ARTICLE:
········
Sec. 148. Recitals in deeds. Recitals in a deed under which one claims concerning incumbrances upon the property are notice to him of such incumbrances. Zear v. Boston

Safe-Dep. & T. Co., 2 Kan. App. 505 (43 Pac. Rep. 977) ; Reichart v. Neuser, 93 Wis. 513 (67 N. W. Rep. 939). Recitals in a deed as to the relationship of the parties thereto are binding on persons claiming under it. Despain v. Wagner, 163 Ill. 598 (45 N. E. Rep. 129). Recitals in deeds do not bind strangers holding adversely and claiming title by adverse possession. Florida So. Ry. Co. v. Burt, 36 Fla. 497 (18 So. Rep. 581).
········
Records from a data source:
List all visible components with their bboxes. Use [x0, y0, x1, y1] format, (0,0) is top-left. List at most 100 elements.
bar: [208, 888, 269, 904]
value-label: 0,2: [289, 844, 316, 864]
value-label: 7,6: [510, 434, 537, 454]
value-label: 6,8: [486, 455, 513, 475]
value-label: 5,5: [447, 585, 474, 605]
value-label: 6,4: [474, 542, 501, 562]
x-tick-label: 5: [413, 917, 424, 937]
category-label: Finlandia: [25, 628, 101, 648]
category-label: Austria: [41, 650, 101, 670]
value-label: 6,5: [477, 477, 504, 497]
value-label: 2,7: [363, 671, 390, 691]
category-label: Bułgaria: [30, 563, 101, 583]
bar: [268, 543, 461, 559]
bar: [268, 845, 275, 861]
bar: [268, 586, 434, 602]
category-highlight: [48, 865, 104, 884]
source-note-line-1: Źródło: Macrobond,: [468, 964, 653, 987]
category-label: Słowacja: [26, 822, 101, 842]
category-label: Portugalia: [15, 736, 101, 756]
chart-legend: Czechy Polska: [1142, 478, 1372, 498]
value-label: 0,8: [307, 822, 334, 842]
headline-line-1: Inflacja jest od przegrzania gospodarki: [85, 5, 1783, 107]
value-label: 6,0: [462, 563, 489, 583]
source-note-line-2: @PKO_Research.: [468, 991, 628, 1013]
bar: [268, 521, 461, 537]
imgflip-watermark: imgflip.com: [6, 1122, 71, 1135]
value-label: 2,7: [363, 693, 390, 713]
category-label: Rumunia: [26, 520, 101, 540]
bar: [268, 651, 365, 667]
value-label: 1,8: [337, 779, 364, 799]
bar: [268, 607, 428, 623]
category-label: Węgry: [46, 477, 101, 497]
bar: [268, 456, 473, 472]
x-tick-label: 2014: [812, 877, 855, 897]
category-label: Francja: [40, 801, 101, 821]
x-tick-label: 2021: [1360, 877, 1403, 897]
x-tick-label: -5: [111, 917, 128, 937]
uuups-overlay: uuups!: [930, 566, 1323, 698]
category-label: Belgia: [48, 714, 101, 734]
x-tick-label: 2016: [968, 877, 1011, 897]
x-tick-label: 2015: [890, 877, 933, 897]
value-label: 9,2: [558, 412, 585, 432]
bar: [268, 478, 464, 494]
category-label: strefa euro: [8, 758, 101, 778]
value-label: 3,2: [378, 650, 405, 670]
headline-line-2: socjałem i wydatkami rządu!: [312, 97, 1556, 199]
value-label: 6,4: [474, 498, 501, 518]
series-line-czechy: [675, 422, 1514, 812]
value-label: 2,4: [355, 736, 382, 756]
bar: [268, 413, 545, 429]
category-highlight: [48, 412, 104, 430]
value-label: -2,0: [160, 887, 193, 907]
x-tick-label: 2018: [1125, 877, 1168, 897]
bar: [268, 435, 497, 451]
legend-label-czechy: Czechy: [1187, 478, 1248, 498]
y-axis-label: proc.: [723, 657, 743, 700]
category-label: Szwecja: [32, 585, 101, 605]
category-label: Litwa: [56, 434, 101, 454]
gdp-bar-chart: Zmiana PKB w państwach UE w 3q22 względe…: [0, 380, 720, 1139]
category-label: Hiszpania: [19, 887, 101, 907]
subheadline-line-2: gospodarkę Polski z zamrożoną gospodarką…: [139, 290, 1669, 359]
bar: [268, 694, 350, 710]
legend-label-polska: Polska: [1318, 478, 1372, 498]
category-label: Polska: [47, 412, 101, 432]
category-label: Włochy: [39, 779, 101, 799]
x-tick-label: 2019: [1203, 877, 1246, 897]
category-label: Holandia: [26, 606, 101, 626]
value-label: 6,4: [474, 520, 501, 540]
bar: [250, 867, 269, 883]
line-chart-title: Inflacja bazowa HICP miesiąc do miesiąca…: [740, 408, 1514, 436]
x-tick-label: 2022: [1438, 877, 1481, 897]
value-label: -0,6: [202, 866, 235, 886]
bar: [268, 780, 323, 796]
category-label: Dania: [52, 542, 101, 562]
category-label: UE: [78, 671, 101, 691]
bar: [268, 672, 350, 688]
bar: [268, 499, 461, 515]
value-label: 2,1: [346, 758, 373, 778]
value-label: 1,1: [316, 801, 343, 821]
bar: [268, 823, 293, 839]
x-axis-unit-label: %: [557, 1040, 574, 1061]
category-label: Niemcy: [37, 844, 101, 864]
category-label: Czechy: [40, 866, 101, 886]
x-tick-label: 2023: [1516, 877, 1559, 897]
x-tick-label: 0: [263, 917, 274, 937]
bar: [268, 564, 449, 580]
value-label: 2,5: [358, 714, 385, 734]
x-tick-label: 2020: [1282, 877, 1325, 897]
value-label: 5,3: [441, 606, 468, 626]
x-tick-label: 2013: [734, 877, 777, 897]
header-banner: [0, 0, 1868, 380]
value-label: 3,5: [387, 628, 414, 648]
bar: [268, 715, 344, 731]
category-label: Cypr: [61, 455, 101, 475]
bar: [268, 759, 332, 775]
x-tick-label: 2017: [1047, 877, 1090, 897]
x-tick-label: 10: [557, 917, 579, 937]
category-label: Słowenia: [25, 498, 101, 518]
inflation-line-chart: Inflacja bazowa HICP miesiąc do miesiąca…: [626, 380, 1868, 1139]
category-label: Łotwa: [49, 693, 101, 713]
········
TASKS:
• a. According to the passage on recitals in deeds, on whom are recitals in a deed about the relationship of its parties binding?
• b. Carry on the passage on recitals in deeds, picking up after its last sentence.

RESPONSES PER TASK:
• a. They are binding on persons claiming under the deed.

• b.
Sec. 149. Restrictions upon alienation. In construing Ind. Rev. Stat. 1894, § 8382, providing that "the absolute power of aliening lands shall not be suspended by any limitation or condition whatever, contained in any grant, conveyance or devise, for a longer period than during the existence of a life or any number of lives in being at the creation of the estate conveyed, granted, devised and therein specified," it is held that an absolute restriction upon the alienation of a devise in fee for a definite period of time not depending upon the duration of a life or lives in being at the time of the creation of the estate, is void. Fowler v. Duhme, 143 Ind. 248 (42 N. E. Rep. 623). A subsequent agreement by one to whom the legal title to land has been conveyed, with a third person, who furnished the consideration for such conveyance, that he will not convey the land without the latter's consent, is void, under Cal. Civ. Code, § 711, providing that "conditions restraining alienation, when repugnant to the interest created, are void." Prey v. Stanley, 110 Cal. 423 (42 Pac. Rep. 908).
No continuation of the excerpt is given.